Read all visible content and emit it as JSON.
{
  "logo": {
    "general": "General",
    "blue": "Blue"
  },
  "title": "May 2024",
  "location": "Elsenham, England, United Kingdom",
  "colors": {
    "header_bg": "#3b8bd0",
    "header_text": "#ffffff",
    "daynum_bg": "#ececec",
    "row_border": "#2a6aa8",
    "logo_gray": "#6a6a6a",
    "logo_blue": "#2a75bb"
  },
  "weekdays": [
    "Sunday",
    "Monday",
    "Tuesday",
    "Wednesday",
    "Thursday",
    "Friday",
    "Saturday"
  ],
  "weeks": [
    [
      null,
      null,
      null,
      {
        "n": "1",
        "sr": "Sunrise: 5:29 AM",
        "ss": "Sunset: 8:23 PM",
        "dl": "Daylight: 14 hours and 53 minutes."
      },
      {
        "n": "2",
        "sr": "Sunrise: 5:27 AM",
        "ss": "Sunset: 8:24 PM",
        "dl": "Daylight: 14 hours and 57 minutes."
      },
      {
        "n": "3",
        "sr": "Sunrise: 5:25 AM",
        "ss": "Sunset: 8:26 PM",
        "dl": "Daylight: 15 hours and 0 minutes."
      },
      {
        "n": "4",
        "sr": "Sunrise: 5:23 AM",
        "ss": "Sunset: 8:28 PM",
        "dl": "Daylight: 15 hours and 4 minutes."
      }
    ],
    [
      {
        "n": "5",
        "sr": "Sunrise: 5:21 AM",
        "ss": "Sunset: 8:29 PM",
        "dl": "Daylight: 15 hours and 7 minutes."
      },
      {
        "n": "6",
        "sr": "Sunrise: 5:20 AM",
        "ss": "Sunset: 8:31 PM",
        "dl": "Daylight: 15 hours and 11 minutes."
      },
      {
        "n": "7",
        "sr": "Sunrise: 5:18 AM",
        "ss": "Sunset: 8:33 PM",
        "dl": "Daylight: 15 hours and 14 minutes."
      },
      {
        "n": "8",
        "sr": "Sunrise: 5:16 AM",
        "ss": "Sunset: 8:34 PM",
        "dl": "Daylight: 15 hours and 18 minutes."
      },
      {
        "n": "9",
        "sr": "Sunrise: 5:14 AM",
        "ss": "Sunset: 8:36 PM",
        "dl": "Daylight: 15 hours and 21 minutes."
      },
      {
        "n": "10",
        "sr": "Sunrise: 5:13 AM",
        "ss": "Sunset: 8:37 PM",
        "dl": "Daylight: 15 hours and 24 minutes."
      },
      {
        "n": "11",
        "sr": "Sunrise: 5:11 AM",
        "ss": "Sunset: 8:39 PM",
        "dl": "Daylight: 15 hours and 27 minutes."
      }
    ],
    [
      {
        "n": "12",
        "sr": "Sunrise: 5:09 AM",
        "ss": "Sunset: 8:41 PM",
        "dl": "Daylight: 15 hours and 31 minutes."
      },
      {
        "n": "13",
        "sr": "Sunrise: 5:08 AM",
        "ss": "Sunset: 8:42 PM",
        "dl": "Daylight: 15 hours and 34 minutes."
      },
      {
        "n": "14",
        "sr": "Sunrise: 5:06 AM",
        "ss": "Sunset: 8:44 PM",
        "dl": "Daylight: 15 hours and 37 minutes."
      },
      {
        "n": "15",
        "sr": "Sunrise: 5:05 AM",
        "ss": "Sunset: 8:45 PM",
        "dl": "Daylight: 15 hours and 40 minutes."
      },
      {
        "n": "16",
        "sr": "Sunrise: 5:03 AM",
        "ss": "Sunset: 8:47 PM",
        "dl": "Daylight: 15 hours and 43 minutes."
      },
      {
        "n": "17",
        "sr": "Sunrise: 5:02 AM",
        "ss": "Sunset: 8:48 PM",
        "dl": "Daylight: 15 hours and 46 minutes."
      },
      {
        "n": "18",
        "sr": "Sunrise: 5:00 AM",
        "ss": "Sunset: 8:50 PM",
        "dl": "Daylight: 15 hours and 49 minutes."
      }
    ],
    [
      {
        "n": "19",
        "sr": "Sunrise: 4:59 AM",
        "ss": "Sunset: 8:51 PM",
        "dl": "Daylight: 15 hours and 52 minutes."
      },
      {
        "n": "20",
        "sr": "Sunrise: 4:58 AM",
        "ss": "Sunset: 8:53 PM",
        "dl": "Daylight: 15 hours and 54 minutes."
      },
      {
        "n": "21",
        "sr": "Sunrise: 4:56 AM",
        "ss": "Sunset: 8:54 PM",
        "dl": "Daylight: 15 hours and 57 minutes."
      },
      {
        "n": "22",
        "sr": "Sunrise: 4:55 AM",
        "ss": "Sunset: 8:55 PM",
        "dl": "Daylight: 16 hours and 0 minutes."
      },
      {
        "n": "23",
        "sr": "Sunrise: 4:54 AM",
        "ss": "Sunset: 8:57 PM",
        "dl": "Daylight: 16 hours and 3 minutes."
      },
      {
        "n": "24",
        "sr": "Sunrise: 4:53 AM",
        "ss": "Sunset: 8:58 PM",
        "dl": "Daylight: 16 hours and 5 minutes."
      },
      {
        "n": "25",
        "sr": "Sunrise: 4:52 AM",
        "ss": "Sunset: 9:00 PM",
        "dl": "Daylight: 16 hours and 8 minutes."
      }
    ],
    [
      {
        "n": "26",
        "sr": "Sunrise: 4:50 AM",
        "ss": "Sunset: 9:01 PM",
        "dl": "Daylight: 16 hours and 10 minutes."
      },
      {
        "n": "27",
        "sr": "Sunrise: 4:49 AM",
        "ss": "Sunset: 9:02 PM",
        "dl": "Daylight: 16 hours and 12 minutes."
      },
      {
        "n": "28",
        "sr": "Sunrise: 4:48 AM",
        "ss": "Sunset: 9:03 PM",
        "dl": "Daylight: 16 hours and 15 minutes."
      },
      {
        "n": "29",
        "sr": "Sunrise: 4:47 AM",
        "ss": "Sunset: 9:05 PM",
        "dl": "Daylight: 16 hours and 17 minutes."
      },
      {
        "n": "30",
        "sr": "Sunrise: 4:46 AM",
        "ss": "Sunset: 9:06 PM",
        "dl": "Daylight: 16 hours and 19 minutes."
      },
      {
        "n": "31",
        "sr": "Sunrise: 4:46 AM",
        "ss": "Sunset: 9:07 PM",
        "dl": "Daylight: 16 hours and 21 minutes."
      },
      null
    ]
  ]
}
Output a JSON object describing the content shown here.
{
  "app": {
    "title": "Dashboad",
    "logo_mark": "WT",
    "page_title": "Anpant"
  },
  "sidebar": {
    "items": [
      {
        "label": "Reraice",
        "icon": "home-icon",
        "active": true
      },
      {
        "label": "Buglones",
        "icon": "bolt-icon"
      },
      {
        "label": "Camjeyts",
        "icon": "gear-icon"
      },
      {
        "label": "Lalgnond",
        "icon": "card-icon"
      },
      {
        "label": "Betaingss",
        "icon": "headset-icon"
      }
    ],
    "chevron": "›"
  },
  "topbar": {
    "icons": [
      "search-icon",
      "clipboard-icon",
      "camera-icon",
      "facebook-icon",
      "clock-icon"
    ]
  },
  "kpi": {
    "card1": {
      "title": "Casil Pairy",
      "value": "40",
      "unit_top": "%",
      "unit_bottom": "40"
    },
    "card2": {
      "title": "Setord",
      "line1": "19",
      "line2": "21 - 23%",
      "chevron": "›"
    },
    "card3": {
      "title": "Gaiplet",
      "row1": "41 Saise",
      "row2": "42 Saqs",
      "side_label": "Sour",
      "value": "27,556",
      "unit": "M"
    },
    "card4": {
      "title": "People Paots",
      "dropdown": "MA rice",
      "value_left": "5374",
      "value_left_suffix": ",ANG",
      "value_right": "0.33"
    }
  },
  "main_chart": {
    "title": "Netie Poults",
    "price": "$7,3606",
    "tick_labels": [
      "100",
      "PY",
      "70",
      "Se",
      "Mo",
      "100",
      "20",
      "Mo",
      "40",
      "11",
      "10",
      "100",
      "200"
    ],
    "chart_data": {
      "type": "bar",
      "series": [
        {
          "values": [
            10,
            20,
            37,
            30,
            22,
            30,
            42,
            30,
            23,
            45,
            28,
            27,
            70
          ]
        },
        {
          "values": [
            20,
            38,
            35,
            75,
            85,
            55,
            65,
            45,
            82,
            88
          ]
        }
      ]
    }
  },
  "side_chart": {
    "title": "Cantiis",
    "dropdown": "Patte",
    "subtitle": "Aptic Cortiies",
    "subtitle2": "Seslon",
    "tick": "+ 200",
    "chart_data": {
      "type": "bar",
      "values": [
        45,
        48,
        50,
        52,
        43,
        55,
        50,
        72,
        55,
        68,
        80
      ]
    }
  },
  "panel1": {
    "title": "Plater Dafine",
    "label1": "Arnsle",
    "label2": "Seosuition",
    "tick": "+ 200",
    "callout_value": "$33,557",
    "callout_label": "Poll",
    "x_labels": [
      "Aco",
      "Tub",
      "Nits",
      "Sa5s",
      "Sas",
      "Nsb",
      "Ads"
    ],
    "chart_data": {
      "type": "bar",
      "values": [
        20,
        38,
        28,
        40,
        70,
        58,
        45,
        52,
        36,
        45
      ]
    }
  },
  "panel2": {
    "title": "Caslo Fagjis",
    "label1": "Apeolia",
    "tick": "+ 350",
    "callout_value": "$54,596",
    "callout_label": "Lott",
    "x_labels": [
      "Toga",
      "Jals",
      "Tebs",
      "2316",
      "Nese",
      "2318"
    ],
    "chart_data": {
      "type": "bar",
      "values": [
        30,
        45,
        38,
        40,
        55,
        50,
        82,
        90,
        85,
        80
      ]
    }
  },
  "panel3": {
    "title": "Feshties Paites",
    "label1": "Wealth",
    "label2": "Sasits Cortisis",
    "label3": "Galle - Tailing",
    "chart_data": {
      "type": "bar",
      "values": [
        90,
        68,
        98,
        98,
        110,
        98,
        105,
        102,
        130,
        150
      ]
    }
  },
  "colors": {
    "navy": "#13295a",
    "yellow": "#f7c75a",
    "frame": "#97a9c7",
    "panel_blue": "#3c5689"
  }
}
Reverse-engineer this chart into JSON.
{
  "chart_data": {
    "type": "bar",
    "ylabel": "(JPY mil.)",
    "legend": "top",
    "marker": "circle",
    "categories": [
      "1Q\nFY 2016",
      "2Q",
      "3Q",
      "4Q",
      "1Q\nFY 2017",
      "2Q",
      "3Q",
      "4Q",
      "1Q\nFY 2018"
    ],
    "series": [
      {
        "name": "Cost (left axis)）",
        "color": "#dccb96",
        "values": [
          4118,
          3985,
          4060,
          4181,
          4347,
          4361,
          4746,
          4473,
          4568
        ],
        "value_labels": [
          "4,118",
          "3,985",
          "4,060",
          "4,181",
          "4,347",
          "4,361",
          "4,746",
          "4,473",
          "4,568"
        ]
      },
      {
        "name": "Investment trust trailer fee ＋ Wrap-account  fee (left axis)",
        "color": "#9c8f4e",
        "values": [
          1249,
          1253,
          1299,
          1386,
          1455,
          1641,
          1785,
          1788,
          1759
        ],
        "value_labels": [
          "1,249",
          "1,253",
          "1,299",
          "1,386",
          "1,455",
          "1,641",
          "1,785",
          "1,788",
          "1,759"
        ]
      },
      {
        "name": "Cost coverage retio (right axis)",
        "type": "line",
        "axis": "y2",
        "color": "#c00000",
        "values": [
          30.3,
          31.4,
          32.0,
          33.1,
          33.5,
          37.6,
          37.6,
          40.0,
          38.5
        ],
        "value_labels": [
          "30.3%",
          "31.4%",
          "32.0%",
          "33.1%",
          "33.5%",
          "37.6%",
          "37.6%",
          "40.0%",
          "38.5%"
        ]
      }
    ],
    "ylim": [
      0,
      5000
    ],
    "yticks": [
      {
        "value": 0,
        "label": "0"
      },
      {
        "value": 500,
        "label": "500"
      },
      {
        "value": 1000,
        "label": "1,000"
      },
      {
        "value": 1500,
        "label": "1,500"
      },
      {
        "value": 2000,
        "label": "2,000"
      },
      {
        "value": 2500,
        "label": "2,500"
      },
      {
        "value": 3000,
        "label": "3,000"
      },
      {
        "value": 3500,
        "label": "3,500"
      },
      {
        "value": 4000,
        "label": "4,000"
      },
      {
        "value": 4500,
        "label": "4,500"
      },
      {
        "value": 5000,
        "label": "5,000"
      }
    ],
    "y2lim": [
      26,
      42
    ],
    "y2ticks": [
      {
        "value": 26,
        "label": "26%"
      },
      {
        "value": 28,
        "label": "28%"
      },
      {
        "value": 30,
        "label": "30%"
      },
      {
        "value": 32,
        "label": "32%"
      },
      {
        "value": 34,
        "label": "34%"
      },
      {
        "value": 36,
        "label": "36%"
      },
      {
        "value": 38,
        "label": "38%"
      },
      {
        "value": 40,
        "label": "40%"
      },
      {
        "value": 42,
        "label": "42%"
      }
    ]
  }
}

=-=-=-=-=

Identify every line above that includes the word "content", and show those lines.

:: THE OUTPUT ::
Read all visible content and emit it as JSON.
Output a JSON object describing the content shown here.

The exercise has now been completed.